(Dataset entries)
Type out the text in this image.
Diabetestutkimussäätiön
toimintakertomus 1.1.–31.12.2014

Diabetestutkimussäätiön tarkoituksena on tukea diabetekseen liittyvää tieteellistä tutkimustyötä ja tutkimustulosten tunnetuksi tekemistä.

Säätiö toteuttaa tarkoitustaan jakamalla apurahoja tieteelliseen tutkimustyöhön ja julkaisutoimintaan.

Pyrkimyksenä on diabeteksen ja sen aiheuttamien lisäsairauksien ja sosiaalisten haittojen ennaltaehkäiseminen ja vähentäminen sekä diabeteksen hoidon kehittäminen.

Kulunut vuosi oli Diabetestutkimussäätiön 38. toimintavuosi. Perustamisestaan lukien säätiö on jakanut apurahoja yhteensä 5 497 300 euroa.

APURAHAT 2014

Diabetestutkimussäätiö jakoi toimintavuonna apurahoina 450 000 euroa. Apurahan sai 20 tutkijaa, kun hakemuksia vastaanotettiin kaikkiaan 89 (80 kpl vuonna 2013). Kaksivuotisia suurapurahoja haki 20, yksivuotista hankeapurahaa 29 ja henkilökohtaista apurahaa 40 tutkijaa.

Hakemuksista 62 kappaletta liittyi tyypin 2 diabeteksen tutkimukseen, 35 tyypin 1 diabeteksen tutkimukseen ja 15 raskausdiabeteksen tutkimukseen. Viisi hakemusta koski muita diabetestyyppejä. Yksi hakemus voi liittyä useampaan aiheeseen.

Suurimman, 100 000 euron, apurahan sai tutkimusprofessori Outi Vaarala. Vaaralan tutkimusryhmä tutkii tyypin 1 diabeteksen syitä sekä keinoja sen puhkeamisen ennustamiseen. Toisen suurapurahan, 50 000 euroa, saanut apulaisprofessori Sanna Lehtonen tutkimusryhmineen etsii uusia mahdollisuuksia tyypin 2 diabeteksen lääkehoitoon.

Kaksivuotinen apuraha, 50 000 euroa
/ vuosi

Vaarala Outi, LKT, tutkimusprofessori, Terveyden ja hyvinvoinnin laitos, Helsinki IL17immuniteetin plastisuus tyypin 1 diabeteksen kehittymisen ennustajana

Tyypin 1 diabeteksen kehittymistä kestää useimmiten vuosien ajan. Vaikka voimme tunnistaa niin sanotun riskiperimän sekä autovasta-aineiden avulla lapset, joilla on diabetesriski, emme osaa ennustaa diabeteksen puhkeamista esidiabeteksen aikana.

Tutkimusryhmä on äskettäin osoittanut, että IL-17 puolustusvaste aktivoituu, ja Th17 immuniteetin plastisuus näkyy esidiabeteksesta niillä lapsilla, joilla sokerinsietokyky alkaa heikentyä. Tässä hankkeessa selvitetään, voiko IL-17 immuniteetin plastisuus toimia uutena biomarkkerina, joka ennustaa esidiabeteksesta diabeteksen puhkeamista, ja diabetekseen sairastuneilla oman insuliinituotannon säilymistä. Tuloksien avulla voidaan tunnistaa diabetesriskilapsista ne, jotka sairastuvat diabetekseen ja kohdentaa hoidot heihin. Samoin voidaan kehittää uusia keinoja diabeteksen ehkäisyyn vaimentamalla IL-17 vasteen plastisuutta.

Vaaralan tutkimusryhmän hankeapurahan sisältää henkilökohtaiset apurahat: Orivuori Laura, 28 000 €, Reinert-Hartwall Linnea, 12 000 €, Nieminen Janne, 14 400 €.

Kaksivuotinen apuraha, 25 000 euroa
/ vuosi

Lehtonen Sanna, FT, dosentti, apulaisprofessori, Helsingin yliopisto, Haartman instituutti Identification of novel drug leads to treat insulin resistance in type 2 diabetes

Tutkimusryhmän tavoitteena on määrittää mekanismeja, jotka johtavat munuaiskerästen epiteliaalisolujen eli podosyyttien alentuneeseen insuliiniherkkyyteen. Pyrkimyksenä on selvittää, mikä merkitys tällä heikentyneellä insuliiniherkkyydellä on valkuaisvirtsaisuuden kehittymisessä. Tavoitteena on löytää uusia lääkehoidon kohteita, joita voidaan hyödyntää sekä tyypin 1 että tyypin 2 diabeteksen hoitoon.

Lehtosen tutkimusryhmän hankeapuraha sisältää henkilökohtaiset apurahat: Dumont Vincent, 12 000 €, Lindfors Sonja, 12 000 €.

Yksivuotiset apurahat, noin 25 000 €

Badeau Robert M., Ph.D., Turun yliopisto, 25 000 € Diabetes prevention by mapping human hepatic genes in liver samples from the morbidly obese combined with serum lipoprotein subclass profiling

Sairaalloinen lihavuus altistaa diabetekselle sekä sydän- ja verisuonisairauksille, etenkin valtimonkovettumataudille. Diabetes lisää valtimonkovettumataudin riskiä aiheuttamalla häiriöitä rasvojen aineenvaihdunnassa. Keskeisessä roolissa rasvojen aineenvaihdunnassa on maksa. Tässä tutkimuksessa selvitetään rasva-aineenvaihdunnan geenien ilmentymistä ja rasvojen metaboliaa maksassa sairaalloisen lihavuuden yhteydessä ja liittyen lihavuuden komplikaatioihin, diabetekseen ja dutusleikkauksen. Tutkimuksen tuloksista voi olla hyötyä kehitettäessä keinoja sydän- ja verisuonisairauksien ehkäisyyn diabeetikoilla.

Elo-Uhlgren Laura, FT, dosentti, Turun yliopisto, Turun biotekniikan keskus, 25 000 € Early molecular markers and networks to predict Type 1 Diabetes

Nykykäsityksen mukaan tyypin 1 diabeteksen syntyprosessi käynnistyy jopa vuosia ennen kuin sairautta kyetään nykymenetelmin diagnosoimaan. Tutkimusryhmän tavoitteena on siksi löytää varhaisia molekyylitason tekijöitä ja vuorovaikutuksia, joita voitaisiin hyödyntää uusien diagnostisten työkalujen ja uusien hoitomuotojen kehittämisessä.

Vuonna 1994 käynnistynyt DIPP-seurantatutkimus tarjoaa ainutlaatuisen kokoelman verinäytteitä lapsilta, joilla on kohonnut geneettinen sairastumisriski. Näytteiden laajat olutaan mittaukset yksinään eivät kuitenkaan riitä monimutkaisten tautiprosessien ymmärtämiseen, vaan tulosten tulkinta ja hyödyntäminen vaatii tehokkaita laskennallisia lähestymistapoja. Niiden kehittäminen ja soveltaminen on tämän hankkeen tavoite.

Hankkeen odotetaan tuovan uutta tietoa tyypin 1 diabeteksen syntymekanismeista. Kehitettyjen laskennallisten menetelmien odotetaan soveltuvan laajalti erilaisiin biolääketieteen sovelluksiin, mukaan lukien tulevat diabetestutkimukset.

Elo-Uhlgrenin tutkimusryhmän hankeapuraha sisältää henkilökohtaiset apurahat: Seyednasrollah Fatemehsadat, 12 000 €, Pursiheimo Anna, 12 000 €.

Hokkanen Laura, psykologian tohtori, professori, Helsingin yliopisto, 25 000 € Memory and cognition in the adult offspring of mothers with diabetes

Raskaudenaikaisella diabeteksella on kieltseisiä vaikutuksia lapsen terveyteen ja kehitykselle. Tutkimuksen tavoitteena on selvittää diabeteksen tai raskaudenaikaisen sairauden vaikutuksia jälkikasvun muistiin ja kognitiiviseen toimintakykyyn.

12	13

**What is being asked**
Lines containing the word "joita": copy every one of them from the records above.

**Answer section**
Tutkimusryhmän tavoitteena on määrittää mekanismeja, jotka johtavat munuaiskerästen epiteliaalisolujen eli podosyyttien alentuneeseen insuliiniherkkyyteen. Pyrkimyksenä on selvittää, mikä merkitys tällä heikentyneellä insuliiniherkkyydellä on valkuaisvirtsaisuuden kehittymisessä. Tavoitteena on löytää uusia lääkehoidon kohteita, joita voidaan hyödyntää sekä tyypin 1 että tyypin 2 diabeteksen hoitoon.
Nykykäsityksen mukaan tyypin 1 diabeteksen syntyprosessi käynnistyy jopa vuosia ennen kuin sairautta kyetään nykymenetelmin diagnosoimaan. Tutkimusryhmän tavoitteena on siksi löytää varhaisia molekyylitason tekijöitä ja vuorovaikutuksia, joita voitaisiin hyödyntää uusien diagnostisten työkalujen ja uusien hoitomuotojen kehittämisessä.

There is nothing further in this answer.